• [EXERCISE AIM]:
Filter the entries below, keeping every line that has the word "Completed".

===== MATERIAL SHOWN

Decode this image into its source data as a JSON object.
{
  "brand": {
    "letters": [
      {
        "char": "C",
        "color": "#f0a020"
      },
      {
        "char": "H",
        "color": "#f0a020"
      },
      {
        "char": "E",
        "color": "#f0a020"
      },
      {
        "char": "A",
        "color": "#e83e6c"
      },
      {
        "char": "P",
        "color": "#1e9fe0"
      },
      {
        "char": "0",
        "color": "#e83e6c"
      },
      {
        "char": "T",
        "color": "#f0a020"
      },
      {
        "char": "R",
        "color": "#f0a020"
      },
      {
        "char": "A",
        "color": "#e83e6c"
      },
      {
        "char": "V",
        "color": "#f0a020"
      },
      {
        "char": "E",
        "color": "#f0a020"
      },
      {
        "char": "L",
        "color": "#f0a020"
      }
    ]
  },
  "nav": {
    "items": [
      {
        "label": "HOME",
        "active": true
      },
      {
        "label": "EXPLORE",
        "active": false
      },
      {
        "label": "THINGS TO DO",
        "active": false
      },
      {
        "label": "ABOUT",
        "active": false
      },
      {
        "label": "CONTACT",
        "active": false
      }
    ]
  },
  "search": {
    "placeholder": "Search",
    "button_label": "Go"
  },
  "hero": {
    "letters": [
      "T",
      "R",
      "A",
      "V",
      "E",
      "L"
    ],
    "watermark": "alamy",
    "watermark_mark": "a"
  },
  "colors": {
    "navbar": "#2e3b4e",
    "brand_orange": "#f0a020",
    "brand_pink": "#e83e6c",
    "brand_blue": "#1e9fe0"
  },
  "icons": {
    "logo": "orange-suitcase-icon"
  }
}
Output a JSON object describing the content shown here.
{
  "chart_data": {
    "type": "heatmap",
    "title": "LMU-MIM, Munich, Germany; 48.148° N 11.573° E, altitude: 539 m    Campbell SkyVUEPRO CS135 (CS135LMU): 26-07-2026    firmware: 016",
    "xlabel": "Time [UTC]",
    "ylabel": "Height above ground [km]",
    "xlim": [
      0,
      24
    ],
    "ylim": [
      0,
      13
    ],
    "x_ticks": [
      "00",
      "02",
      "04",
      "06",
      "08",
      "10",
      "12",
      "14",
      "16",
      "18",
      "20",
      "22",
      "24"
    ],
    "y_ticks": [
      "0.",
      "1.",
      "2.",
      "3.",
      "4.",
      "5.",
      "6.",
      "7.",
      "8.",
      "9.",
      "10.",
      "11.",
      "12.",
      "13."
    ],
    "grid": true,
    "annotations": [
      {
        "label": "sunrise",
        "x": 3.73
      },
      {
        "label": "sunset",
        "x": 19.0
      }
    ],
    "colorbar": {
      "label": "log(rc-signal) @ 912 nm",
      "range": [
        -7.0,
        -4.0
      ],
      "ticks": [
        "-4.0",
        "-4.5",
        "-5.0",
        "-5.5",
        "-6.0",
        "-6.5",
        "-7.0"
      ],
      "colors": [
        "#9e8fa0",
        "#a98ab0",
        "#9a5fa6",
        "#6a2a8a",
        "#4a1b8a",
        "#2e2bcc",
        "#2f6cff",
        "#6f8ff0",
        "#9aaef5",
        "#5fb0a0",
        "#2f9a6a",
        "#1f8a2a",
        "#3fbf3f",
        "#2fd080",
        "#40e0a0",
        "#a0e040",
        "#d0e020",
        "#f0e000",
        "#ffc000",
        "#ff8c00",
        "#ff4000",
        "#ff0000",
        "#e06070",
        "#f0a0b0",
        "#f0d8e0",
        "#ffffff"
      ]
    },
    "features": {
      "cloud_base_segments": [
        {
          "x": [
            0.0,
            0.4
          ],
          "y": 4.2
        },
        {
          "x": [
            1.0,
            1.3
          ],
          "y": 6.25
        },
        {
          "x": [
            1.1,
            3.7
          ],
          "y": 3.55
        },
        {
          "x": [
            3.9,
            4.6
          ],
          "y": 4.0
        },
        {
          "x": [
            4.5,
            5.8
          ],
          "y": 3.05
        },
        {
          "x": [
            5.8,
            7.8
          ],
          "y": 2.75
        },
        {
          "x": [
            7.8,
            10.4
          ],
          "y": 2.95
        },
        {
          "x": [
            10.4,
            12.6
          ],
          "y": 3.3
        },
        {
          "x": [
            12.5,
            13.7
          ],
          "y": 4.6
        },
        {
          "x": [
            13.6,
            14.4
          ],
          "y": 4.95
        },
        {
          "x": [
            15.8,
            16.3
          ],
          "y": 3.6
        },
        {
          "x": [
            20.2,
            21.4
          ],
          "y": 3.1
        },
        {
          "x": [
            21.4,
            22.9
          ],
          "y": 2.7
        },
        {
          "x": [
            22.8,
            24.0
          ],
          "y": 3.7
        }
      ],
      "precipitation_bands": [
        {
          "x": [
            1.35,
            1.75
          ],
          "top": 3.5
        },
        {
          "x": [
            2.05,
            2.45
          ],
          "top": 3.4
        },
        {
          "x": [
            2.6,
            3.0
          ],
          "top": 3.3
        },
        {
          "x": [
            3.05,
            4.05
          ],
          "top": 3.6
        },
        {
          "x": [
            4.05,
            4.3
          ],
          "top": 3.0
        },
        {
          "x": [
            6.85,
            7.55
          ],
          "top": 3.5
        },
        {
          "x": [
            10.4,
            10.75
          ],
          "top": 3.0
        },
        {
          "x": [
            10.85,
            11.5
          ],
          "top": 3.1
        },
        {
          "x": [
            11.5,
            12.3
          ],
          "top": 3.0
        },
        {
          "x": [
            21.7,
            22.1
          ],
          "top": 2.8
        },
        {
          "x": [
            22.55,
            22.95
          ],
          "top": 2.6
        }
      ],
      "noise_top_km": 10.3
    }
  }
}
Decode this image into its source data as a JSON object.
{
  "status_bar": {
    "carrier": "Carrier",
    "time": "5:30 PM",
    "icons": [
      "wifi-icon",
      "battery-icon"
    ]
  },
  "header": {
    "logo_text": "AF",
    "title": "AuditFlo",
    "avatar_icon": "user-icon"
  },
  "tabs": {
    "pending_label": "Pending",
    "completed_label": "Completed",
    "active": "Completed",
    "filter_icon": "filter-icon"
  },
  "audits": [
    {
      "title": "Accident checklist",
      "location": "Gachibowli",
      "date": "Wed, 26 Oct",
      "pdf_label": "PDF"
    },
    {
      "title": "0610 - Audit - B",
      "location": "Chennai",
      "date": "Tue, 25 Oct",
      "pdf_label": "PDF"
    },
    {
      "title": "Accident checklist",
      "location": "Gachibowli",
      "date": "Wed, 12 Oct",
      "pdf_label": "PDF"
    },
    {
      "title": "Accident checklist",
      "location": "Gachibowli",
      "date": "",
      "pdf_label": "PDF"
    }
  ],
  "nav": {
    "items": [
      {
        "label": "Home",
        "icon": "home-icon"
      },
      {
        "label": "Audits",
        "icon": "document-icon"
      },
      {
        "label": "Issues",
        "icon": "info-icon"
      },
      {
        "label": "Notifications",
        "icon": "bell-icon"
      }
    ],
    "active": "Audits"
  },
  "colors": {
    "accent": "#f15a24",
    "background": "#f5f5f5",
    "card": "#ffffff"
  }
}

==========

• [FULL ANSWER]:
    "completed_label": "Completed",
    "active": "Completed",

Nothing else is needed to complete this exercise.